Exercise aim
Return each entry exactly, with none missing.

+--

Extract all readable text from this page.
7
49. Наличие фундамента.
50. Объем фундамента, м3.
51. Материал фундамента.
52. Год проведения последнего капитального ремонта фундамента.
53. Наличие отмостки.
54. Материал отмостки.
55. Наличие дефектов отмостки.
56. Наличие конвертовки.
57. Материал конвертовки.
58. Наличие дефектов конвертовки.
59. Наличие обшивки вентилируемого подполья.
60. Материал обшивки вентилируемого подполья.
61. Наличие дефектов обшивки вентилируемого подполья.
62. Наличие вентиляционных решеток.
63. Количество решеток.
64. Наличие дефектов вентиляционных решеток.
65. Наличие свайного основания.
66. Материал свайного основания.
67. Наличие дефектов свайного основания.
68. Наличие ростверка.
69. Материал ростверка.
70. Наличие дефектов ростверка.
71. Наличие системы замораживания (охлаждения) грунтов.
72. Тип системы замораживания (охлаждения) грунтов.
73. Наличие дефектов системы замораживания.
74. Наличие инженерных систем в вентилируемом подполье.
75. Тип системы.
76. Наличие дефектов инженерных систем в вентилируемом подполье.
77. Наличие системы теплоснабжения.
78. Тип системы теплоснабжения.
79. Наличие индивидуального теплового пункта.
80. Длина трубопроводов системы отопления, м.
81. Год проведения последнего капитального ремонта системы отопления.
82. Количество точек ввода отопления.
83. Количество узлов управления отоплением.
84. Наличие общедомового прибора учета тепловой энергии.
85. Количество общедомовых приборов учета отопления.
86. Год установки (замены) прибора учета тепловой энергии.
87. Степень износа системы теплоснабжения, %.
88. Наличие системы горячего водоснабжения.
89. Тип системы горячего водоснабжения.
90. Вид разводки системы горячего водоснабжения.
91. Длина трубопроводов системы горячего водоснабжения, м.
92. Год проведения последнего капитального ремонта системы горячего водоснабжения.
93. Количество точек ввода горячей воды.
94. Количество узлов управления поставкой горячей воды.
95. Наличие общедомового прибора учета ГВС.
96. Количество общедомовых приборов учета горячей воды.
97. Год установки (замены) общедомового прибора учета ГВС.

+--

Solution to the exercise
Extract all readable text from this page.
7
49. Наличие фундамента.
50. Объем фундамента, м3.
51. Материал фундамента.
52. Год проведения последнего капитального ремонта фундамента.
53. Наличие отмостки.
54. Материал отмостки.
55. Наличие дефектов отмостки.
56. Наличие конвертовки.
57. Материал конвертовки.
58. Наличие дефектов конвертовки.
59. Наличие обшивки вентилируемого подполья.
60. Материал обшивки вентилируемого подполья.
61. Наличие дефектов обшивки вентилируемого подполья.
62. Наличие вентиляционных решеток.
63. Количество решеток.
64. Наличие дефектов вентиляционных решеток.
65. Наличие свайного основания.
66. Материал свайного основания.
67. Наличие дефектов свайного основания.
68. Наличие ростверка.
69. Материал ростверка.
70. Наличие дефектов ростверка.
71. Наличие системы замораживания (охлаждения) грунтов.
72. Тип системы замораживания (охлаждения) грунтов.
73. Наличие дефектов системы замораживания.
74. Наличие инженерных систем в вентилируемом подполье.
75. Тип системы.
76. Наличие дефектов инженерных систем в вентилируемом подполье.
77. Наличие системы теплоснабжения.
78. Тип системы теплоснабжения.
79. Наличие индивидуального теплового пункта.
80. Длина трубопроводов системы отопления, м.
81. Год проведения последнего капитального ремонта системы отопления.
82. Количество точек ввода отопления.
83. Количество узлов управления отоплением.
84. Наличие общедомового прибора учета тепловой энергии.
85. Количество общедомовых приборов учета отопления.
86. Год установки (замены) прибора учета тепловой энергии.
87. Степень износа системы теплоснабжения, %.
88. Наличие системы горячего водоснабжения.
89. Тип системы горячего водоснабжения.
90. Вид разводки системы горячего водоснабжения.
91. Длина трубопроводов системы горячего водоснабжения, м.
92. Год проведения последнего капитального ремонта системы горячего водоснабжения.
93. Количество точек ввода горячей воды.
94. Количество узлов управления поставкой горячей воды.
95. Наличие общедомового прибора учета ГВС.
96. Количество общедомовых приборов учета горячей воды.
97. Год установки (замены) общедомового прибора учета ГВС.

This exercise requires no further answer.